* _Requirement_
Faithfully return all lines, omitting every embedded picture.

Dataset excerpts
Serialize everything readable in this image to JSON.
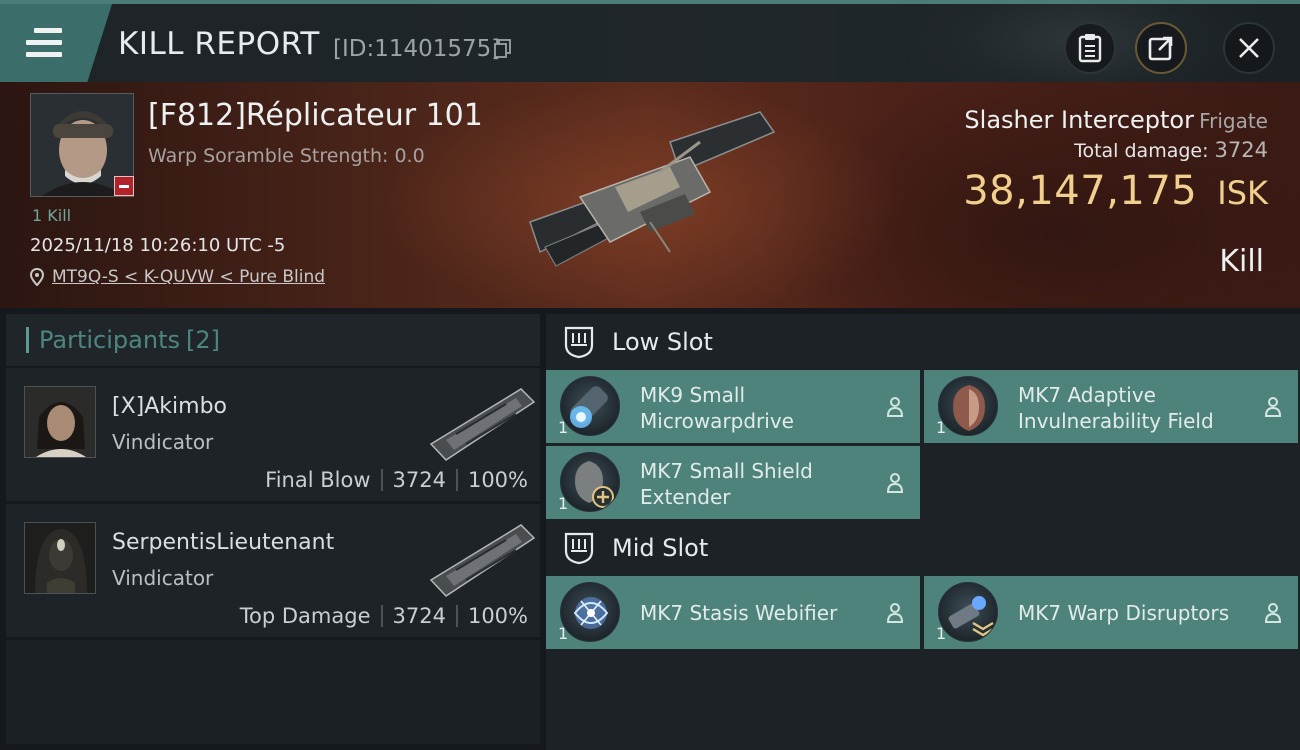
{
  "header": {
    "title": "KILL REPORT",
    "report_id": "[ID:11401575]"
  },
  "victim": {
    "name": "[F812]Réplicateur 101",
    "scramble": "Warp Soramble Strength: 0.0",
    "kills": "1 Kill",
    "datetime": "2025/11/18 10:26:10 UTC -5",
    "location": "MT9Q-S < K-QUVW < Pure Blind"
  },
  "ship": {
    "name": "Slasher Interceptor",
    "class": "Frigate",
    "total_damage_label": "Total damage:",
    "total_damage": "3724",
    "isk_value": "38,147,175",
    "isk_unit": "ISK",
    "result": "Kill"
  },
  "participants": {
    "label": "Participants",
    "count": "[2]",
    "items": [
      {
        "name": "[X]Akimbo",
        "ship": "Vindicator",
        "role": "Final Blow",
        "damage": "3724",
        "percent": "100%"
      },
      {
        "name": "SerpentisLieutenant",
        "ship": "Vindicator",
        "role": "Top Damage",
        "damage": "3724",
        "percent": "100%"
      }
    ]
  },
  "slots": {
    "low": {
      "label": "Low Slot",
      "modules": [
        {
          "name": "MK9 Small Microwarpdrive",
          "qty": "1"
        },
        {
          "name": "MK7 Adaptive Invulnerability Field",
          "qty": "1"
        },
        {
          "name": "MK7 Small Shield Extender",
          "qty": "1"
        }
      ]
    },
    "mid": {
      "label": "Mid Slot",
      "modules": [
        {
          "name": "MK7 Stasis Webifier",
          "qty": "1"
        },
        {
          "name": "MK7 Warp Disruptors",
          "qty": "1"
        }
      ]
    }
  },
  "icons": {
    "menu": "menu-icon",
    "copy": "copy-icon",
    "clipboard": "clipboard-icon",
    "share": "share-icon",
    "close": "close-icon",
    "location": "location-pin-icon",
    "slot": "slot-shield-icon",
    "user": "user-icon"
  },
  "colors": {
    "accent": "#4e837b",
    "isk": "#f1d08e",
    "header_accent": "#3b6e6a"
  }
}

* _Solution for this exercise_
Serialize everything readable in this image to JSON.
{
  "header": {
    "title": "KILL REPORT",
    "report_id": "[ID:11401575]"
  },
  "victim": {
    "name": "[F812]Réplicateur 101",
    "scramble": "Warp Soramble Strength: 0.0",
    "kills": "1 Kill",
    "datetime": "2025/11/18 10:26:10 UTC -5",
    "location": "MT9Q-S < K-QUVW < Pure Blind"
  },
  "ship": {
    "name": "Slasher Interceptor",
    "class": "Frigate",
    "total_damage_label": "Total damage:",
    "total_damage": "3724",
    "isk_value": "38,147,175",
    "isk_unit": "ISK",
    "result": "Kill"
  },
  "participants": {
    "label": "Participants",
    "count": "[2]",
    "items": [
      {
        "name": "[X]Akimbo",
        "ship": "Vindicator",
        "role": "Final Blow",
        "damage": "3724",
        "percent": "100%"
      },
      {
        "name": "SerpentisLieutenant",
        "ship": "Vindicator",
        "role": "Top Damage",
        "damage": "3724",
        "percent": "100%"
      }
    ]
  },
  "slots": {
    "low": {
      "label": "Low Slot",
      "modules": [
        {
          "name": "MK9 Small Microwarpdrive",
          "qty": "1"
        },
        {
          "name": "MK7 Adaptive Invulnerability Field",
          "qty": "1"
        },
        {
          "name": "MK7 Small Shield Extender",
          "qty": "1"
        }
      ]
    },
    "mid": {
      "label": "Mid Slot",
      "modules": [
        {
          "name": "MK7 Stasis Webifier",
          "qty": "1"
        },
        {
          "name": "MK7 Warp Disruptors",
          "qty": "1"
        }
      ]
    }
  },
  "icons": {
    "menu": "menu-icon",
    "copy": "copy-icon",
    "clipboard": "clipboard-icon",
    "share": "share-icon",
    "close": "close-icon",
    "location": "location-pin-icon",
    "slot": "slot-shield-icon",
    "user": "user-icon"
  },
  "colors": {
    "accent": "#4e837b",
    "isk": "#f1d08e",
    "header_accent": "#3b6e6a"
  }
}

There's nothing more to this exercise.